(Stored records)

▬▬▬▬▬▬

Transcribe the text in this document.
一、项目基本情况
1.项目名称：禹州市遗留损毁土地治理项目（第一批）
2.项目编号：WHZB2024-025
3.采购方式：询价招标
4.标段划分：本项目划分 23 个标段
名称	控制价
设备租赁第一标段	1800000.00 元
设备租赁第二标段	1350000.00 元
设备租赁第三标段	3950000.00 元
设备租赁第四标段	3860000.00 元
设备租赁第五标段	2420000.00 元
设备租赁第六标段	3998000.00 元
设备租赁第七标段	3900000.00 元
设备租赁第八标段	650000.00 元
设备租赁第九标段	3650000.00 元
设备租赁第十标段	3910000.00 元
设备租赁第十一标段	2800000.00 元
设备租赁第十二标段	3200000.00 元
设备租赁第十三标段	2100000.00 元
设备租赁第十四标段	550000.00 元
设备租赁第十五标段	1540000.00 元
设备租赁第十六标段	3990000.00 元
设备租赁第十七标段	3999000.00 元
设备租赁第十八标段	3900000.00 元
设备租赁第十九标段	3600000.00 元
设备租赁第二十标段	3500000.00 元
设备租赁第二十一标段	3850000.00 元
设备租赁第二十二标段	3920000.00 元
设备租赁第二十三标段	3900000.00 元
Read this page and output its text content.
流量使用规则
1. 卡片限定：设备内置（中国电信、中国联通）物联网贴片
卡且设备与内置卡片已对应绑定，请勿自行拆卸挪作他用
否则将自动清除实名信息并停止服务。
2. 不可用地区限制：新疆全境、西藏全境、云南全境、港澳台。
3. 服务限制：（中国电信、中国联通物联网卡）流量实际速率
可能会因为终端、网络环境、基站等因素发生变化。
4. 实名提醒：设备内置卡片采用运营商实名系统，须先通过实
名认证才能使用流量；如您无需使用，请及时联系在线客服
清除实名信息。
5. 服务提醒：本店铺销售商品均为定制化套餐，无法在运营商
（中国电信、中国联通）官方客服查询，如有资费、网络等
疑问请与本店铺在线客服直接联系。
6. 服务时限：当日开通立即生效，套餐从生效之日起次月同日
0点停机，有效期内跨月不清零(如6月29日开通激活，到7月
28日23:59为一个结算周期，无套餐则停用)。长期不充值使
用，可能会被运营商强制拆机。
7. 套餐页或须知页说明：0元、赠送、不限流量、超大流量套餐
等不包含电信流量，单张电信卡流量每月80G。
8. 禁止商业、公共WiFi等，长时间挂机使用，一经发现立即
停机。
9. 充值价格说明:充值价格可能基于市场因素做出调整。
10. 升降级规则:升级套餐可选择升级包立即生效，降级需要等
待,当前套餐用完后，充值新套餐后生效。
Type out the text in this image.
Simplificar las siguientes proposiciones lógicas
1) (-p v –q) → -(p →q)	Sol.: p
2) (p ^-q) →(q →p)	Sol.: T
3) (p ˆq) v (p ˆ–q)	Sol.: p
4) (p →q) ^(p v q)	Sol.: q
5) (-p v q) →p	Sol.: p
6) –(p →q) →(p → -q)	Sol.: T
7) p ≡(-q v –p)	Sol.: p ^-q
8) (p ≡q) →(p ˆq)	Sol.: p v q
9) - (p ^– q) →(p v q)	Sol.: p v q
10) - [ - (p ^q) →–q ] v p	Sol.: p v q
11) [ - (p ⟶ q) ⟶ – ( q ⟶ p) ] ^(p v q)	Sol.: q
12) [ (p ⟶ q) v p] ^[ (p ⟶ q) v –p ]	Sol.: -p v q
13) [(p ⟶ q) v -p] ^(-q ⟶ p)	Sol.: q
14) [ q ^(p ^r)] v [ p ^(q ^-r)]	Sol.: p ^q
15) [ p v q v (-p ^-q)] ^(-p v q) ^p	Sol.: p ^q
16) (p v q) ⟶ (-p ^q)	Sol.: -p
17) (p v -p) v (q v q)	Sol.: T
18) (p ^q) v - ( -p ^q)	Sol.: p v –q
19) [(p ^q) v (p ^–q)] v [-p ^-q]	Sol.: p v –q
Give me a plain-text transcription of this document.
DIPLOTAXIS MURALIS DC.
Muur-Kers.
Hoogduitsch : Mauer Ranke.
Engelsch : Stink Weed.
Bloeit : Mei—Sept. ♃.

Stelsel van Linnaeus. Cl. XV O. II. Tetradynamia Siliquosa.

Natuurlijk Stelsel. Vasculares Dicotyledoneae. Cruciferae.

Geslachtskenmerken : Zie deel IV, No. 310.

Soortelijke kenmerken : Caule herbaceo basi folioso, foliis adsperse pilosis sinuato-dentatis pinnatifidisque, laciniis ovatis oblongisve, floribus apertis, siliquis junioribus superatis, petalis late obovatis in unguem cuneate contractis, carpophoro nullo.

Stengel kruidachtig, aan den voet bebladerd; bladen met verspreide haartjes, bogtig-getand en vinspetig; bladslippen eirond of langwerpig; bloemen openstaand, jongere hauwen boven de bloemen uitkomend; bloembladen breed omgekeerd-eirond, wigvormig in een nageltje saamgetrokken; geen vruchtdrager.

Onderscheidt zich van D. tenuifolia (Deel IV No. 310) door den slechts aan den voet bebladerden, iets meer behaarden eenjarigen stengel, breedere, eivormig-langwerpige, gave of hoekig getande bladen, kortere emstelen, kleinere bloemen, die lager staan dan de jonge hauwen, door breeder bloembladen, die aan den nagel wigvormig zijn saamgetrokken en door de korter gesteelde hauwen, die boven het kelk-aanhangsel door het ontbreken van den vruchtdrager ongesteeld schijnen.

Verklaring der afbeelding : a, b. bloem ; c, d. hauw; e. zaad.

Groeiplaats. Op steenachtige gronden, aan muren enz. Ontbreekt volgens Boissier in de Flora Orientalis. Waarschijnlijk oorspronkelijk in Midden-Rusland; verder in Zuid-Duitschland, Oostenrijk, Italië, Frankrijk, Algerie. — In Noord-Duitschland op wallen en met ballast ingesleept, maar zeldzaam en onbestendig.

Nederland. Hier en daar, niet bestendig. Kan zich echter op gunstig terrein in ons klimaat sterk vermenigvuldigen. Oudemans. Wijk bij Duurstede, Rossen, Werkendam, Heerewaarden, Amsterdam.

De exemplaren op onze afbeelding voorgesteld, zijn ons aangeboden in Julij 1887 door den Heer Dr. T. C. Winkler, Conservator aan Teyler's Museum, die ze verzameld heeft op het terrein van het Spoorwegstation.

▬▬▬▬▬▬

### Problem details:
Transcribe every entry exactly.

### Task output:
Transcribe the text in this document.
一、项目基本情况
1.项目名称：禹州市遗留损毁土地治理项目（第一批）
2.项目编号：WHZB2024-025
3.采购方式：询价招标
4.标段划分：本项目划分 23 个标段
名称	控制价
设备租赁第一标段	1800000.00 元
设备租赁第二标段	1350000.00 元
设备租赁第三标段	3950000.00 元
设备租赁第四标段	3860000.00 元
设备租赁第五标段	2420000.00 元
设备租赁第六标段	3998000.00 元
设备租赁第七标段	3900000.00 元
设备租赁第八标段	650000.00 元
设备租赁第九标段	3650000.00 元
设备租赁第十标段	3910000.00 元
设备租赁第十一标段	2800000.00 元
设备租赁第十二标段	3200000.00 元
设备租赁第十三标段	2100000.00 元
设备租赁第十四标段	550000.00 元
设备租赁第十五标段	1540000.00 元
设备租赁第十六标段	3990000.00 元
设备租赁第十七标段	3999000.00 元
设备租赁第十八标段	3900000.00 元
设备租赁第十九标段	3600000.00 元
设备租赁第二十标段	3500000.00 元
设备租赁第二十一标段	3850000.00 元
设备租赁第二十二标段	3920000.00 元
设备租赁第二十三标段	3900000.00 元
Read this page and output its text content.
流量使用规则
1. 卡片限定：设备内置（中国电信、中国联通）物联网贴片
卡且设备与内置卡片已对应绑定，请勿自行拆卸挪作他用
否则将自动清除实名信息并停止服务。
2. 不可用地区限制：新疆全境、西藏全境、云南全境、港澳台。
3. 服务限制：（中国电信、中国联通物联网卡）流量实际速率
可能会因为终端、网络环境、基站等因素发生变化。
4. 实名提醒：设备内置卡片采用运营商实名系统，须先通过实
名认证才能使用流量；如您无需使用，请及时联系在线客服
清除实名信息。
5. 服务提醒：本店铺销售商品均为定制化套餐，无法在运营商
（中国电信、中国联通）官方客服查询，如有资费、网络等
疑问请与本店铺在线客服直接联系。
6. 服务时限：当日开通立即生效，套餐从生效之日起次月同日
0点停机，有效期内跨月不清零(如6月29日开通激活，到7月
28日23:59为一个结算周期，无套餐则停用)。长期不充值使
用，可能会被运营商强制拆机。
7. 套餐页或须知页说明：0元、赠送、不限流量、超大流量套餐
等不包含电信流量，单张电信卡流量每月80G。
8. 禁止商业、公共WiFi等，长时间挂机使用，一经发现立即
停机。
9. 充值价格说明:充值价格可能基于市场因素做出调整。
10. 升降级规则:升级套餐可选择升级包立即生效，降级需要等
待,当前套餐用完后，充值新套餐后生效。
Type out the text in this image.
Simplificar las siguientes proposiciones lógicas
1) (-p v –q) → -(p →q)	Sol.: p
2) (p ^-q) →(q →p)	Sol.: T
3) (p ˆq) v (p ˆ–q)	Sol.: p
4) (p →q) ^(p v q)	Sol.: q
5) (-p v q) →p	Sol.: p
6) –(p →q) →(p → -q)	Sol.: T
7) p ≡(-q v –p)	Sol.: p ^-q
8) (p ≡q) →(p ˆq)	Sol.: p v q
9) - (p ^– q) →(p v q)	Sol.: p v q
10) - [ - (p ^q) →–q ] v p	Sol.: p v q
11) [ - (p ⟶ q) ⟶ – ( q ⟶ p) ] ^(p v q)	Sol.: q
12) [ (p ⟶ q) v p] ^[ (p ⟶ q) v –p ]	Sol.: -p v q
13) [(p ⟶ q) v -p] ^(-q ⟶ p)	Sol.: q
14) [ q ^(p ^r)] v [ p ^(q ^-r)]	Sol.: p ^q
15) [ p v q v (-p ^-q)] ^(-p v q) ^p	Sol.: p ^q
16) (p v q) ⟶ (-p ^q)	Sol.: -p
17) (p v -p) v (q v q)	Sol.: T
18) (p ^q) v - ( -p ^q)	Sol.: p v –q
19) [(p ^q) v (p ^–q)] v [-p ^-q]	Sol.: p v –q
Give me a plain-text transcription of this document.
DIPLOTAXIS MURALIS DC.
Muur-Kers.
Hoogduitsch : Mauer Ranke.
Engelsch : Stink Weed.
Bloeit : Mei—Sept. ♃.

Stelsel van Linnaeus. Cl. XV O. II. Tetradynamia Siliquosa.

Natuurlijk Stelsel. Vasculares Dicotyledoneae. Cruciferae.

Geslachtskenmerken : Zie deel IV, No. 310.

Soortelijke kenmerken : Caule herbaceo basi folioso, foliis adsperse pilosis sinuato-dentatis pinnatifidisque, laciniis ovatis oblongisve, floribus apertis, siliquis junioribus superatis, petalis late obovatis in unguem cuneate contractis, carpophoro nullo.

Stengel kruidachtig, aan den voet bebladerd; bladen met verspreide haartjes, bogtig-getand en vinspetig; bladslippen eirond of langwerpig; bloemen openstaand, jongere hauwen boven de bloemen uitkomend; bloembladen breed omgekeerd-eirond, wigvormig in een nageltje saamgetrokken; geen vruchtdrager.

Onderscheidt zich van D. tenuifolia (Deel IV No. 310) door den slechts aan den voet bebladerden, iets meer behaarden eenjarigen stengel, breedere, eivormig-langwerpige, gave of hoekig getande bladen, kortere emstelen, kleinere bloemen, die lager staan dan de jonge hauwen, door breeder bloembladen, die aan den nagel wigvormig zijn saamgetrokken en door de korter gesteelde hauwen, die boven het kelk-aanhangsel door het ontbreken van den vruchtdrager ongesteeld schijnen.

Verklaring der afbeelding : a, b. bloem ; c, d. hauw; e. zaad.

Groeiplaats. Op steenachtige gronden, aan muren enz. Ontbreekt volgens Boissier in de Flora Orientalis. Waarschijnlijk oorspronkelijk in Midden-Rusland; verder in Zuid-Duitschland, Oostenrijk, Italië, Frankrijk, Algerie. — In Noord-Duitschland op wallen en met ballast ingesleept, maar zeldzaam en onbestendig.

Nederland. Hier en daar, niet bestendig. Kan zich echter op gunstig terrein in ons klimaat sterk vermenigvuldigen. Oudemans. Wijk bij Duurstede, Rossen, Werkendam, Heerewaarden, Amsterdam.

De exemplaren op onze afbeelding voorgesteld, zijn ons aangeboden in Julij 1887 door den Heer Dr. T. C. Winkler, Conservator aan Teyler's Museum, die ze verzameld heeft op het terrein van het Spoorwegstation.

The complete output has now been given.